■ WHAT NEEDS TO BE DONE ■
Return the listing word for word, as given.

Data entries
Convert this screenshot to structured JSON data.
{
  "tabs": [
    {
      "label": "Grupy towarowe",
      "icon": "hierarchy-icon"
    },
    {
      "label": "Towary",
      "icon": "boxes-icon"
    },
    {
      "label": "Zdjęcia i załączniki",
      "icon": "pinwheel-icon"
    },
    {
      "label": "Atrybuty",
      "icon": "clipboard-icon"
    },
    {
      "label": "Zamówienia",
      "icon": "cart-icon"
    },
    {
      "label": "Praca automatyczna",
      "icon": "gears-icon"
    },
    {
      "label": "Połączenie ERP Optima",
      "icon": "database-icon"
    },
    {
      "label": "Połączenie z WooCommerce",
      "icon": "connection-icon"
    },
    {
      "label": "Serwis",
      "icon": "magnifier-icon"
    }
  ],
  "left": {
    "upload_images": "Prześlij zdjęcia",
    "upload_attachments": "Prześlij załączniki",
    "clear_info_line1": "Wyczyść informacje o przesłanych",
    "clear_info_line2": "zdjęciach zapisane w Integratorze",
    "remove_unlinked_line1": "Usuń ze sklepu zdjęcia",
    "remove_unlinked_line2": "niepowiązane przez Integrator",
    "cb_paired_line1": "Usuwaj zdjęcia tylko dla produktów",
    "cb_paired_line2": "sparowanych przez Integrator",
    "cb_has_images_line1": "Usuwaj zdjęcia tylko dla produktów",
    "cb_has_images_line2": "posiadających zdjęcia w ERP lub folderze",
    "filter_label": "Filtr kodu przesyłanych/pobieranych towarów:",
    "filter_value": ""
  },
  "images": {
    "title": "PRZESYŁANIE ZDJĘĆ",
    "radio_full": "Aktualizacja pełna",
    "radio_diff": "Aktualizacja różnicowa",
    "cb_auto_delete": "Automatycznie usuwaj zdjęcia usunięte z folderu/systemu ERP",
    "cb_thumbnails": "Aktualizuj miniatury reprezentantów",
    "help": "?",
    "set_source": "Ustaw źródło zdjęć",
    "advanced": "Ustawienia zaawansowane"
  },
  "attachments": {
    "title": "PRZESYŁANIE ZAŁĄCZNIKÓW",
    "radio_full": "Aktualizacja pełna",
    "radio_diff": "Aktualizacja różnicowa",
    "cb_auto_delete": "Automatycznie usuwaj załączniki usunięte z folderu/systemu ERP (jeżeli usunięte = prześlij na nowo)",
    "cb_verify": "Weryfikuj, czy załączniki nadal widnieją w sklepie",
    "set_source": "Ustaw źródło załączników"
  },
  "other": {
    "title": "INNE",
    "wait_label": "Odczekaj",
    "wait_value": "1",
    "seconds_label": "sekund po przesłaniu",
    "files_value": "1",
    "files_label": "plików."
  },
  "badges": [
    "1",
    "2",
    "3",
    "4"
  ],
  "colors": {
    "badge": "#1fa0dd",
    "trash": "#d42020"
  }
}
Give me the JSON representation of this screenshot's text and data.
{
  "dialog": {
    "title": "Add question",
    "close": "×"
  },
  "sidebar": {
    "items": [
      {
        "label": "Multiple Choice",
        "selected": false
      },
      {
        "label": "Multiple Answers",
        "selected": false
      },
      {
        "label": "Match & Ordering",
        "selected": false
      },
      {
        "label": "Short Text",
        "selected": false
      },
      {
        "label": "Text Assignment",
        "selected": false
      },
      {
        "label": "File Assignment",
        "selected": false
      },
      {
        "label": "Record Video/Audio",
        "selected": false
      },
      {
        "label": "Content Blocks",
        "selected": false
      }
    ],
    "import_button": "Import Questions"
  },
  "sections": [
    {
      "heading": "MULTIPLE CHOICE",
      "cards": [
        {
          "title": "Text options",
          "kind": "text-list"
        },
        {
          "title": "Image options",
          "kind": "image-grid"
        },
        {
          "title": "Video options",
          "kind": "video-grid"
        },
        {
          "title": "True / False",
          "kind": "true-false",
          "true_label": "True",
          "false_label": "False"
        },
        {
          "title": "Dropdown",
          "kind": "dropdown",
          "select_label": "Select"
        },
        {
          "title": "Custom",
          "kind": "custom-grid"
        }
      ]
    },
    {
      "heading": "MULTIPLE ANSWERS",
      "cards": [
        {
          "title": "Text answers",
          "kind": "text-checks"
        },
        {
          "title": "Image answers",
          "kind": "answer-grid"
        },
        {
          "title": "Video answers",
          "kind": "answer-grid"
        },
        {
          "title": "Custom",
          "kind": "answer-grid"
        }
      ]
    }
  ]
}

■ RESPONSE TO THE TASK ■
Convert this screenshot to structured JSON data.
{
  "tabs": [
    {
      "label": "Grupy towarowe",
      "icon": "hierarchy-icon"
    },
    {
      "label": "Towary",
      "icon": "boxes-icon"
    },
    {
      "label": "Zdjęcia i załączniki",
      "icon": "pinwheel-icon"
    },
    {
      "label": "Atrybuty",
      "icon": "clipboard-icon"
    },
    {
      "label": "Zamówienia",
      "icon": "cart-icon"
    },
    {
      "label": "Praca automatyczna",
      "icon": "gears-icon"
    },
    {
      "label": "Połączenie ERP Optima",
      "icon": "database-icon"
    },
    {
      "label": "Połączenie z WooCommerce",
      "icon": "connection-icon"
    },
    {
      "label": "Serwis",
      "icon": "magnifier-icon"
    }
  ],
  "left": {
    "upload_images": "Prześlij zdjęcia",
    "upload_attachments": "Prześlij załączniki",
    "clear_info_line1": "Wyczyść informacje o przesłanych",
    "clear_info_line2": "zdjęciach zapisane w Integratorze",
    "remove_unlinked_line1": "Usuń ze sklepu zdjęcia",
    "remove_unlinked_line2": "niepowiązane przez Integrator",
    "cb_paired_line1": "Usuwaj zdjęcia tylko dla produktów",
    "cb_paired_line2": "sparowanych przez Integrator",
    "cb_has_images_line1": "Usuwaj zdjęcia tylko dla produktów",
    "cb_has_images_line2": "posiadających zdjęcia w ERP lub folderze",
    "filter_label": "Filtr kodu przesyłanych/pobieranych towarów:",
    "filter_value": ""
  },
  "images": {
    "title": "PRZESYŁANIE ZDJĘĆ",
    "radio_full": "Aktualizacja pełna",
    "radio_diff": "Aktualizacja różnicowa",
    "cb_auto_delete": "Automatycznie usuwaj zdjęcia usunięte z folderu/systemu ERP",
    "cb_thumbnails": "Aktualizuj miniatury reprezentantów",
    "help": "?",
    "set_source": "Ustaw źródło zdjęć",
    "advanced": "Ustawienia zaawansowane"
  },
  "attachments": {
    "title": "PRZESYŁANIE ZAŁĄCZNIKÓW",
    "radio_full": "Aktualizacja pełna",
    "radio_diff": "Aktualizacja różnicowa",
    "cb_auto_delete": "Automatycznie usuwaj załączniki usunięte z folderu/systemu ERP (jeżeli usunięte = prześlij na nowo)",
    "cb_verify": "Weryfikuj, czy załączniki nadal widnieją w sklepie",
    "set_source": "Ustaw źródło załączników"
  },
  "other": {
    "title": "INNE",
    "wait_label": "Odczekaj",
    "wait_value": "1",
    "seconds_label": "sekund po przesłaniu",
    "files_value": "1",
    "files_label": "plików."
  },
  "badges": [
    "1",
    "2",
    "3",
    "4"
  ],
  "colors": {
    "badge": "#1fa0dd",
    "trash": "#d42020"
  }
}
Give me the JSON representation of this screenshot's text and data.
{
  "dialog": {
    "title": "Add question",
    "close": "×"
  },
  "sidebar": {
    "items": [
      {
        "label": "Multiple Choice",
        "selected": false
      },
      {
        "label": "Multiple Answers",
        "selected": false
      },
      {
        "label": "Match & Ordering",
        "selected": false
      },
      {
        "label": "Short Text",
        "selected": false
      },
      {
        "label": "Text Assignment",
        "selected": false
      },
      {
        "label": "File Assignment",
        "selected": false
      },
      {
        "label": "Record Video/Audio",
        "selected": false
      },
      {
        "label": "Content Blocks",
        "selected": false
      }
    ],
    "import_button": "Import Questions"
  },
  "sections": [
    {
      "heading": "MULTIPLE CHOICE",
      "cards": [
        {
          "title": "Text options",
          "kind": "text-list"
        },
        {
          "title": "Image options",
          "kind": "image-grid"
        },
        {
          "title": "Video options",
          "kind": "video-grid"
        },
        {
          "title": "True / False",
          "kind": "true-false",
          "true_label": "True",
          "false_label": "False"
        },
        {
          "title": "Dropdown",
          "kind": "dropdown",
          "select_label": "Select"
        },
        {
          "title": "Custom",
          "kind": "custom-grid"
        }
      ]
    },
    {
      "heading": "MULTIPLE ANSWERS",
      "cards": [
        {
          "title": "Text answers",
          "kind": "text-checks"
        },
        {
          "title": "Image answers",
          "kind": "answer-grid"
        },
        {
          "title": "Video answers",
          "kind": "answer-grid"
        },
        {
          "title": "Custom",
          "kind": "answer-grid"
        }
      ]
    }
  ]
}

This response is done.